[Begin]

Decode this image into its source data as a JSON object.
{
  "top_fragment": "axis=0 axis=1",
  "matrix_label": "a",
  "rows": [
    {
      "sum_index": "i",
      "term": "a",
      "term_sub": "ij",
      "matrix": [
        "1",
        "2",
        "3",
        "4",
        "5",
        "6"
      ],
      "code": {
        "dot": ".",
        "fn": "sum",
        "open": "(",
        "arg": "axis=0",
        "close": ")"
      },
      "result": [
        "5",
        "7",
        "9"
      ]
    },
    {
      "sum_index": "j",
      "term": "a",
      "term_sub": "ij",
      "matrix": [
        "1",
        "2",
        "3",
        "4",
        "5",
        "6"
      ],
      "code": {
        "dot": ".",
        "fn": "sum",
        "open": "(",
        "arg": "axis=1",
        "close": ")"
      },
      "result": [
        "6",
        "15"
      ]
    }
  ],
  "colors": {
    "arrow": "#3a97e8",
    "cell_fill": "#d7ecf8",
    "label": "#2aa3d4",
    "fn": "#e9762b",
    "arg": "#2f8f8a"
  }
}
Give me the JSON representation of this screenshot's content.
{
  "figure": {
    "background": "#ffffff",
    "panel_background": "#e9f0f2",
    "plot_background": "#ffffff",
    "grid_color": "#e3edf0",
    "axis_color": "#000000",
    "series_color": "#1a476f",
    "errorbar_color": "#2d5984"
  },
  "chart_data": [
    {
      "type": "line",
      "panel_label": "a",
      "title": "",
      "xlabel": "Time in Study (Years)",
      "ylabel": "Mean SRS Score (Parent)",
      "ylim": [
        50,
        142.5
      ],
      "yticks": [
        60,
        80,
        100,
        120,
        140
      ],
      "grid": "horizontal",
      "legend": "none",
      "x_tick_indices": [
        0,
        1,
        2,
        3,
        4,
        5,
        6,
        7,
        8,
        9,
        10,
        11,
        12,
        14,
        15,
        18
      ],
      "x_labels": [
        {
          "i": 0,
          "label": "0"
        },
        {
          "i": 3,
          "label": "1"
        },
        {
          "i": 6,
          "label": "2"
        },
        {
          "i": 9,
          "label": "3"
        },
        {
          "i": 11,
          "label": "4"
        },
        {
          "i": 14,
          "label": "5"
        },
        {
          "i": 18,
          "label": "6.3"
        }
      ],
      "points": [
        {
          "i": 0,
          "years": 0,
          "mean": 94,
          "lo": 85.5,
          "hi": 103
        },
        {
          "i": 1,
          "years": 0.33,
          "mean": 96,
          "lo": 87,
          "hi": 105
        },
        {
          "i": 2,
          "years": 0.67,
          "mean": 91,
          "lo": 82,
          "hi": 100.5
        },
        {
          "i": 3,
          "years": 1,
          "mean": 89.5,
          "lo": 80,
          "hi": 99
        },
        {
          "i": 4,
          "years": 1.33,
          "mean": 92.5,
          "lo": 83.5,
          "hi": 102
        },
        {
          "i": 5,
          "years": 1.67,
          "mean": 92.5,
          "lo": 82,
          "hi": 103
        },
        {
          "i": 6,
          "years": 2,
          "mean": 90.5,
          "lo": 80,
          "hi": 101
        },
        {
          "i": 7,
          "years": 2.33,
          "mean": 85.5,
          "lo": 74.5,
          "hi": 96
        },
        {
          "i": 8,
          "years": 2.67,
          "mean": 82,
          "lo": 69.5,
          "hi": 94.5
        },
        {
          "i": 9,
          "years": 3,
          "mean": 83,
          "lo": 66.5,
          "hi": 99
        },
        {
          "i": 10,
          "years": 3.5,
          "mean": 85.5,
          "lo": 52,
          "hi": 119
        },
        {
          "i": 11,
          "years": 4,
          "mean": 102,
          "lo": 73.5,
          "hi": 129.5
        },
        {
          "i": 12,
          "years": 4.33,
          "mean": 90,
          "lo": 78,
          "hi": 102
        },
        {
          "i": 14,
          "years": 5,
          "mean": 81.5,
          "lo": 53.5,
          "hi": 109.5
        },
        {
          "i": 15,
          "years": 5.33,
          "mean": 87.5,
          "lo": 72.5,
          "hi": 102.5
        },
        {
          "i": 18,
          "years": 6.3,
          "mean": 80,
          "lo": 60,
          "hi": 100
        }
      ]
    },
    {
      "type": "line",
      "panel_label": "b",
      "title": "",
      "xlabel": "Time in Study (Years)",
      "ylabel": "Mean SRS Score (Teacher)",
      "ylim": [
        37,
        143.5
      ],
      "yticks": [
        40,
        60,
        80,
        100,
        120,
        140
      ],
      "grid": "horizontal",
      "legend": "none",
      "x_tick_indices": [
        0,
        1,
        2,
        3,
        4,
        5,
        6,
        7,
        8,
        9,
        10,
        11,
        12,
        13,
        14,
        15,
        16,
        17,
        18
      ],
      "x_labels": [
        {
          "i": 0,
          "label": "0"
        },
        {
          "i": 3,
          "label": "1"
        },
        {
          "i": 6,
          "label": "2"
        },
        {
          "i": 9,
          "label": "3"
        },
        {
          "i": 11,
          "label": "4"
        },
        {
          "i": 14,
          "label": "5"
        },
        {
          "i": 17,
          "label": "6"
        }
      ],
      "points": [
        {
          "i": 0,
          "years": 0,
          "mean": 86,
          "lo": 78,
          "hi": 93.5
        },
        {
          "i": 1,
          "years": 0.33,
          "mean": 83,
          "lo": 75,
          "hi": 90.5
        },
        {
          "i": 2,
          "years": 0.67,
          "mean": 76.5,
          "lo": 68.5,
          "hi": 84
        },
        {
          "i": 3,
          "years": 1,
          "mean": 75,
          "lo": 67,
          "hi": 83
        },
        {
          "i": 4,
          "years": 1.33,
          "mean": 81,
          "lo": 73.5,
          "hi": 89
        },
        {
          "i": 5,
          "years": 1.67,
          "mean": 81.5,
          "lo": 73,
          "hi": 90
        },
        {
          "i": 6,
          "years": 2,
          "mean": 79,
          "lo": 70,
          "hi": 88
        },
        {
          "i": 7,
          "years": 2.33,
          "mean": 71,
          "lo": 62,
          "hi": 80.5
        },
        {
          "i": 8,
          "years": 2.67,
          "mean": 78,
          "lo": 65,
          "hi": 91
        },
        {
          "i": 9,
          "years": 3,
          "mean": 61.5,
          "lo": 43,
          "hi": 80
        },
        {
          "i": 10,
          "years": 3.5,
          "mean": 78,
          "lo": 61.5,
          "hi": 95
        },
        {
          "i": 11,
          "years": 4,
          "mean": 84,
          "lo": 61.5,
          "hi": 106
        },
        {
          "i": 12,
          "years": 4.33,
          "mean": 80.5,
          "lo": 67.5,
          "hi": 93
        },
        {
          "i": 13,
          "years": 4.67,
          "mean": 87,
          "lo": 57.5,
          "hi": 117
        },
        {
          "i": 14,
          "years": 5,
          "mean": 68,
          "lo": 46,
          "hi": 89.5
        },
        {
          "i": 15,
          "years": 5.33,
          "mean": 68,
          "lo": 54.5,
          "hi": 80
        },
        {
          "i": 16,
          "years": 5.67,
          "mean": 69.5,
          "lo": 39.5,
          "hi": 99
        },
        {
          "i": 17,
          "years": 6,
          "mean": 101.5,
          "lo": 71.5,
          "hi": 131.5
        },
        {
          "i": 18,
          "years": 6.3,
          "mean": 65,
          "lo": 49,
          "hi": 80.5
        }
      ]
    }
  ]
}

[End]

▶ [Exercise instructions] Find the lines above that contain the word "this" and collect them.

▶ [Full answer]
Decode this image into its source data as a JSON object.
Give me the JSON representation of this screenshot's content.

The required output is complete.